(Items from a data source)
######

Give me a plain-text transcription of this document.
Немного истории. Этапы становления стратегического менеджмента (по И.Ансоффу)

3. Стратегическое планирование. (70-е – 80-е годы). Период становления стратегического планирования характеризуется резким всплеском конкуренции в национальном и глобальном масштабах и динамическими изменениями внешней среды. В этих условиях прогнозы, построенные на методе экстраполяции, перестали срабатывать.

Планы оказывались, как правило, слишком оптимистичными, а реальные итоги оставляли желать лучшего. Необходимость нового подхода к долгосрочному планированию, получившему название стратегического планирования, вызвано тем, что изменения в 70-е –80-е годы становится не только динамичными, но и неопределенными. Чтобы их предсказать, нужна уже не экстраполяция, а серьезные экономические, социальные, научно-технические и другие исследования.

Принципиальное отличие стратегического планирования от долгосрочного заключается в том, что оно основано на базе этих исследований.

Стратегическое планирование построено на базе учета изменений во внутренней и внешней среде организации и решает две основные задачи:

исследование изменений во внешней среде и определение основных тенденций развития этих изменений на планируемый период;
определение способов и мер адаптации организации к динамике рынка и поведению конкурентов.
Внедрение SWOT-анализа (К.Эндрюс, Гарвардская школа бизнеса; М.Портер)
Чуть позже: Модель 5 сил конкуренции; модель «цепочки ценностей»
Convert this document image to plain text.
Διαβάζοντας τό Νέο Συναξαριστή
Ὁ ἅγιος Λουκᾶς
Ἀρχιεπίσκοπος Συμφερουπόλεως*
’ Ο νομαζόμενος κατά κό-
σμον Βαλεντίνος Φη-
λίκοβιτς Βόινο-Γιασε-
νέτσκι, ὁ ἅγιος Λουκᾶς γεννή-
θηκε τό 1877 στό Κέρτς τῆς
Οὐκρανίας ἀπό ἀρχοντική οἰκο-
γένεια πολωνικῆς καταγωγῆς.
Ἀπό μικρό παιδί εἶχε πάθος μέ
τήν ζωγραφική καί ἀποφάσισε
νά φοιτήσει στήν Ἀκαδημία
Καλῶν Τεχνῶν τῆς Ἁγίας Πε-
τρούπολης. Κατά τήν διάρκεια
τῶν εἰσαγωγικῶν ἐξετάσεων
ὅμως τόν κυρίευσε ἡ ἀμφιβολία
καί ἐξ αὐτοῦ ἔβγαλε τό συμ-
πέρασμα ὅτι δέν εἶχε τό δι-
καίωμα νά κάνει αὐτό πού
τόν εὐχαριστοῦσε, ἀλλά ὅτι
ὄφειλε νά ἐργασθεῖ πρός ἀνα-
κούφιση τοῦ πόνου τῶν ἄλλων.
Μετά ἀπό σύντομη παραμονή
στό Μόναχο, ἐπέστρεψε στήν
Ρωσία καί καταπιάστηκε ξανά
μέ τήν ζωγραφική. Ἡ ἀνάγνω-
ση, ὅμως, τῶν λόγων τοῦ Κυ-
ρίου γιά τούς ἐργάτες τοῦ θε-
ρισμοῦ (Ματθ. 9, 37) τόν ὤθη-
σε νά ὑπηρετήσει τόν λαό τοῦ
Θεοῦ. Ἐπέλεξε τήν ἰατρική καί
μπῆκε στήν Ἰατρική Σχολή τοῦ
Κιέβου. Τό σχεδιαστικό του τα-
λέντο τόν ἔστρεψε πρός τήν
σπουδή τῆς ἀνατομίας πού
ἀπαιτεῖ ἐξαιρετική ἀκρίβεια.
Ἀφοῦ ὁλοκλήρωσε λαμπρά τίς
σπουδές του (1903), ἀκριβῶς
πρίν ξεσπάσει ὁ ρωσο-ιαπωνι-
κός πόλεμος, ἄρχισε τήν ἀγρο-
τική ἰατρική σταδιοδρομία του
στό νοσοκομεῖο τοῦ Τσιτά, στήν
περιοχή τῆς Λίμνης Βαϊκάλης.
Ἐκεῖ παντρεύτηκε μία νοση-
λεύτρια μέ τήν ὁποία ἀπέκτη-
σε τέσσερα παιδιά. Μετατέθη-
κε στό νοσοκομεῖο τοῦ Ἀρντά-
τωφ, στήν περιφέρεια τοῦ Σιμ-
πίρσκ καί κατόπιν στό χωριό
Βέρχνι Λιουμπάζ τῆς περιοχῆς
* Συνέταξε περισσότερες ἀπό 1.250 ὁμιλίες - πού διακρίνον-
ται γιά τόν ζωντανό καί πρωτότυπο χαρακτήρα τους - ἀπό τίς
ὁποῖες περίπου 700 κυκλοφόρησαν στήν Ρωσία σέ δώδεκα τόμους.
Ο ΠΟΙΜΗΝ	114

######

- [Directions]
Count the lines of these entries that hold the string "среде", and give only that number.

- [Result]
2